- Stored entries:
________________

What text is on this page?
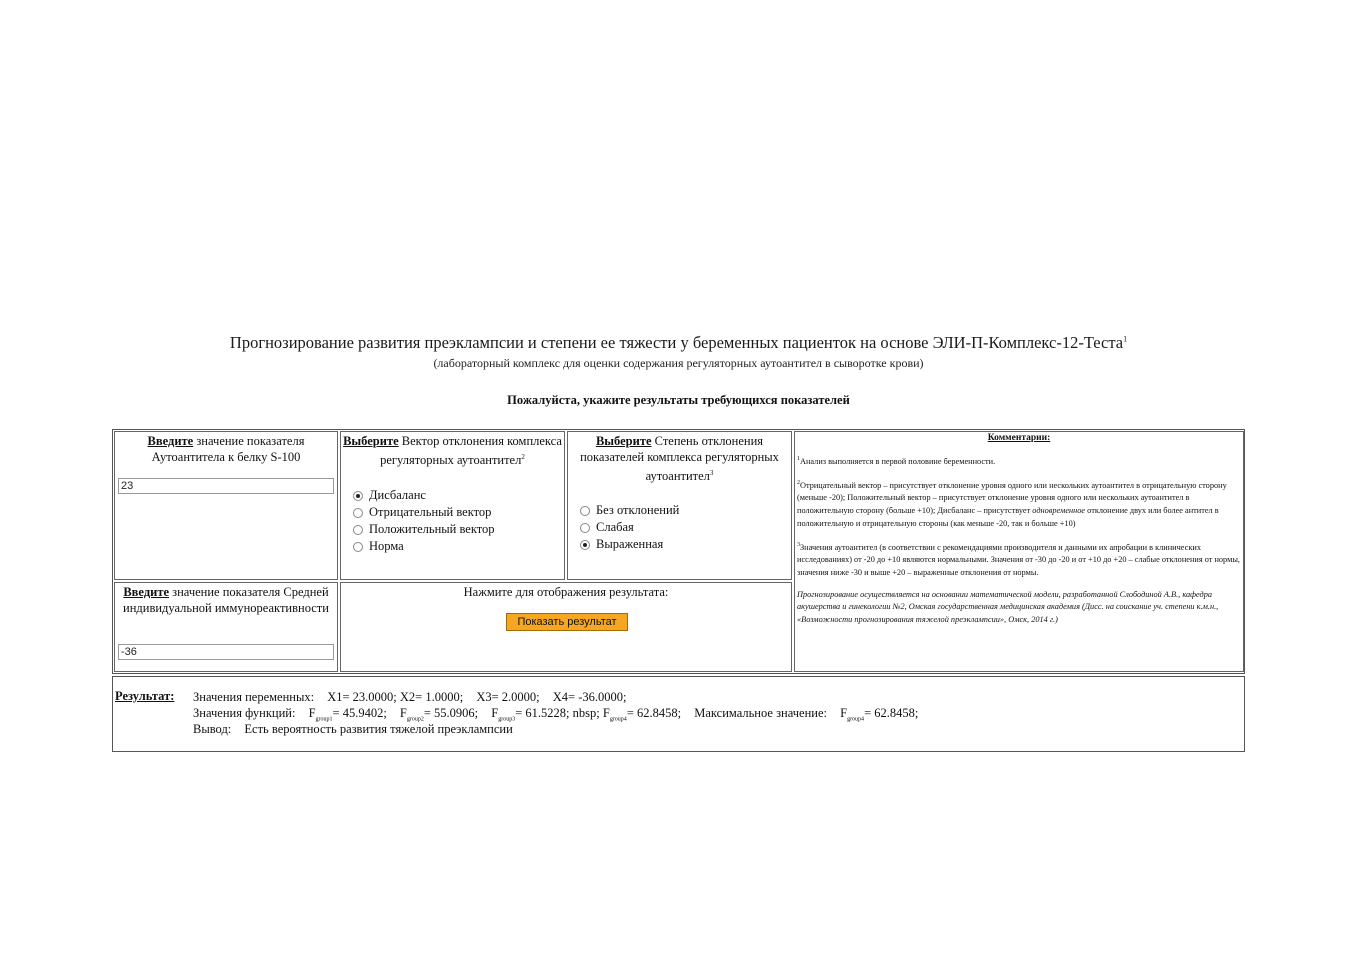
Прогнозирование развития преэклампсии и степени ее тяжести у беременных пациенток на основе ЭЛИ-П-Комплекс-12-Теста$^1$
(лабораторный комплекс для оценки содержания регуляторных аутоантител в сыворотке крови)
Пожалуйста, укажите результаты требующихся показателей
Введите значение показателя Аутоантитела к белку S-100
23
Выберите Вектор отклонения комплекса регуляторных аутоантител$^2$
Дисбаланс
Отрицательный вектор
Положительный вектор
Норма
Выберите Степень отклонения показателей комплекса регуляторных аутоантител$^3$
Без отклонений
Слабая
Выраженная
Комментарии:

$^1$Анализ выполняется в первой половине беременности.

$^2$Отрицательный вектор – присутствует отклонение уровня одного или нескольких аутоантител в отрицательную сторону (меньше -20); Положительный вектор – присутствует отклонение уровня одного или нескольких аутоантител в положительную сторону (больше +10); Дисбаланс – присутствует одновременное отклонение двух или более антител в положительную и отрицательную стороны (как меньше -20, так и больше +10)

$^3$Значения аутоантител (в соответствии с рекомендациями производителя и данными их апробации в клинических исследованиях) от -20 до +10 являются нормальными. Значения от -30 до -20 и от +10 до +20 – слабые отклонения от нормы, значения ниже -30 и выше +20 – выраженные отклонения от нормы.

Прогнозирование осуществляется на основании математической модели, разработанной Слободиной А.В., кафедра акушерства и гинекологии №2, Омская государственная медицинская академия (Дисс. на соискание уч. степени к.м.н., «Возможности прогнозирования тяжелой преэклампсии», Омск, 2014 г.)

Введите значение показателя Средней индивидуальной иммунореактивности
-36
Нажмите для отображения результата:
Показать результат
Результат: Значения переменных: X1= 23.0000; X2= 1.0000; X3= 2.0000; X4= -36.0000;
Значения функций: $F_{group1}= 45.9402$; $F_{group2}= 55.0906$; $F_{group3}= 61.5228$; nbsp; $F_{group4}= 62.8458$; Максимальное значение: $F_{group4}= 62.8458$;
Вывод: Есть вероятность развития тяжелой преэклампсии
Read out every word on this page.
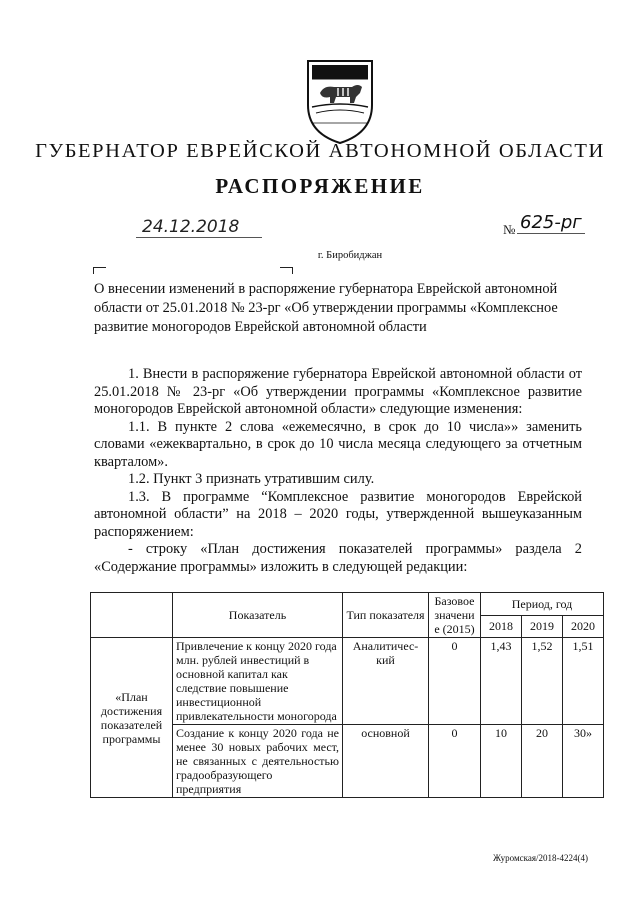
ГУБЕРНАТОР ЕВРЕЙСКОЙ АВТОНОМНОЙ ОБЛАСТИ
РАСПОРЯЖЕНИЕ
24.12.2018	№ 625-рг
г. Биробиджан
О внесении изменений в распоряжение губернатора Еврейской автономной области от 25.01.2018 № 23-рг «Об утверждении программы «Комплексное развитие моногородов Еврейской автономной области

1. Внести в распоряжение губернатора Еврейской автономной области от 25.01.2018 № 23-рг «Об утверждении программы «Комплексное развитие моногородов Еврейской автономной области» следующие изменения:

1.1. В пункте 2 слова «ежемесячно, в срок до 10 числа»» заменить словами «ежеквартально, в срок до 10 числа месяца следующего за отчетным кварталом».

1.2. Пункт 3 признать утратившим силу.

1.3. В программе “Комплексное развитие моногородов Еврейской автономной области” на 2018 – 2020 годы, утвержденной вышеуказанным распоряжением:

- строку «План достижения показателей программы» раздела 2 «Содержание программы» изложить в следующей редакции:

	Показатель	Тип показателя	Базовое значени е (2015)	Период, год		
				2018	2019	2020
«План достижения показателей программы	Привлечение к концу 2020 года млн. рублей инвестиций в основной капитал как следствие повышение инвестиционной привлекательности моногорода	Аналитичес-кий	0	1,43	1,52	1,51
	Создание к концу 2020 года не менее 30 новых рабочих мест, не связанных с деятельностью градообразующего предприятия	основной	0	10	20	30»
Журомская/2018-4224(4)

________________

- AIM: Copy exactly the lines from the one containing "Read out every word on this page." through the final line of the records above, both included, and leave out any pictures.

- SOLVED PROBLEM:
Read out every word on this page.
ГУБЕРНАТОР ЕВРЕЙСКОЙ АВТОНОМНОЙ ОБЛАСТИ
РАСПОРЯЖЕНИЕ
24.12.2018	№ 625-рг
г. Биробиджан
О внесении изменений в распоряжение губернатора Еврейской автономной области от 25.01.2018 № 23-рг «Об утверждении программы «Комплексное развитие моногородов Еврейской автономной области

1. Внести в распоряжение губернатора Еврейской автономной области от 25.01.2018 № 23-рг «Об утверждении программы «Комплексное развитие моногородов Еврейской автономной области» следующие изменения:

1.1. В пункте 2 слова «ежемесячно, в срок до 10 числа»» заменить словами «ежеквартально, в срок до 10 числа месяца следующего за отчетным кварталом».

1.2. Пункт 3 признать утратившим силу.

1.3. В программе “Комплексное развитие моногородов Еврейской автономной области” на 2018 – 2020 годы, утвержденной вышеуказанным распоряжением:

- строку «План достижения показателей программы» раздела 2 «Содержание программы» изложить в следующей редакции:

	Показатель	Тип показателя	Базовое значени е (2015)	Период, год		
				2018	2019	2020
«План достижения показателей программы	Привлечение к концу 2020 года млн. рублей инвестиций в основной капитал как следствие повышение инвестиционной привлекательности моногорода	Аналитичес-кий	0	1,43	1,52	1,51
	Создание к концу 2020 года не менее 30 новых рабочих мест, не связанных с деятельностью градообразующего предприятия	основной	0	10	20	30»
Журомская/2018-4224(4)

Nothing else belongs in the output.